-- SUPPLIED DATA start --

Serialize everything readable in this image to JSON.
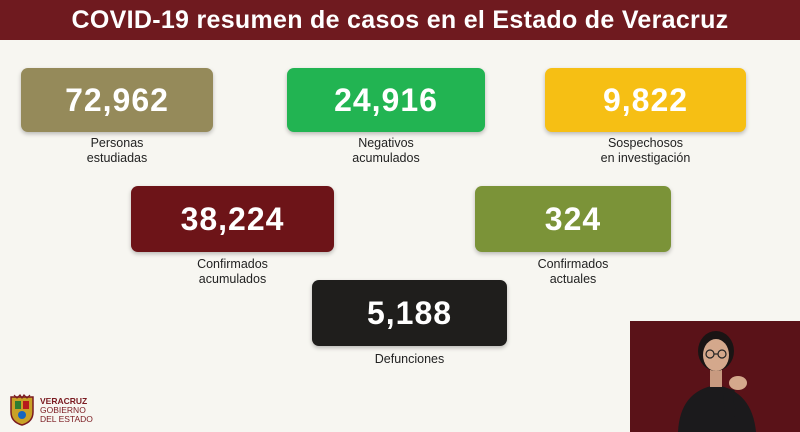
{
  "banner": {
    "title": "COVID-19 resumen de casos en el Estado de Veracruz"
  },
  "stats": [
    {
      "value": "72,962",
      "label_lines": [
        "Personas",
        "estudiadas"
      ],
      "color": "#958a5a"
    },
    {
      "value": "24,916",
      "label_lines": [
        "Negativos",
        "acumulados"
      ],
      "color": "#22b452"
    },
    {
      "value": "9,822",
      "label_lines": [
        "Sospechosos",
        "en investigación"
      ],
      "color": "#f6bf14"
    },
    {
      "value": "38,224",
      "label_lines": [
        "Confirmados",
        "acumulados"
      ],
      "color": "#6d1418"
    },
    {
      "value": "324",
      "label_lines": [
        "Confirmados",
        "actuales"
      ],
      "color": "#7b9338"
    },
    {
      "value": "5,188",
      "label_lines": [
        "Defunciones"
      ],
      "color": "#1f1e1c"
    }
  ],
  "logo": {
    "line1": "VERACRUZ",
    "line2": "GOBIERNO",
    "line3": "DEL ESTADO"
  },
  "colors": {
    "banner": "#6f1a1f",
    "background": "#f7f6f1",
    "interpreter_bg": "#5a1218"
  }
}
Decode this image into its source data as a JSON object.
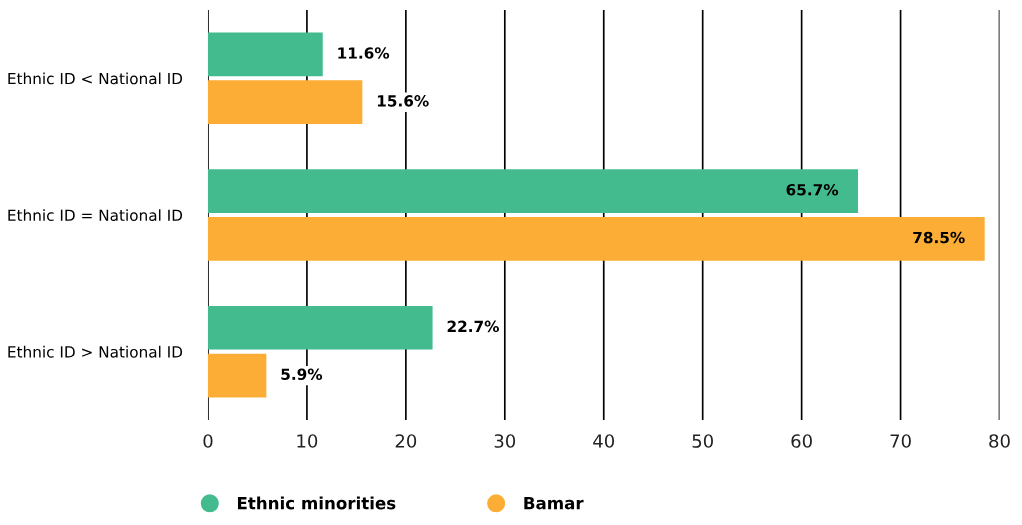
{
  "chart_data": {
    "type": "bar",
    "orientation": "horizontal",
    "categories": [
      "Ethnic ID < National ID",
      "Ethnic ID = National ID",
      "Ethnic ID > National ID"
    ],
    "series": [
      {
        "name": "Ethnic minorities",
        "color": "#43bb8f",
        "values": [
          11.6,
          65.7,
          22.7
        ],
        "value_labels": [
          "11.6%",
          "65.7%",
          "22.7%"
        ]
      },
      {
        "name": "Bamar",
        "color": "#fbad35",
        "values": [
          15.6,
          78.5,
          5.9
        ],
        "value_labels": [
          "15.6%",
          "78.5%",
          "5.9%"
        ]
      }
    ],
    "xlim": [
      0,
      80
    ],
    "xticks": [
      0,
      10,
      20,
      30,
      40,
      50,
      60,
      70,
      80
    ],
    "grid": "x",
    "legend": "bottom",
    "marker": "circle"
  }
}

-- SUPPLIED DATA end --

EXERCISE GOAL: Select every line in the material above where the string "National" occurs, and copy it.

ANSWER FOR THIS EXERCISE:
      "Ethnic ID < National ID",
      "Ethnic ID = National ID",
      "Ethnic ID > National ID"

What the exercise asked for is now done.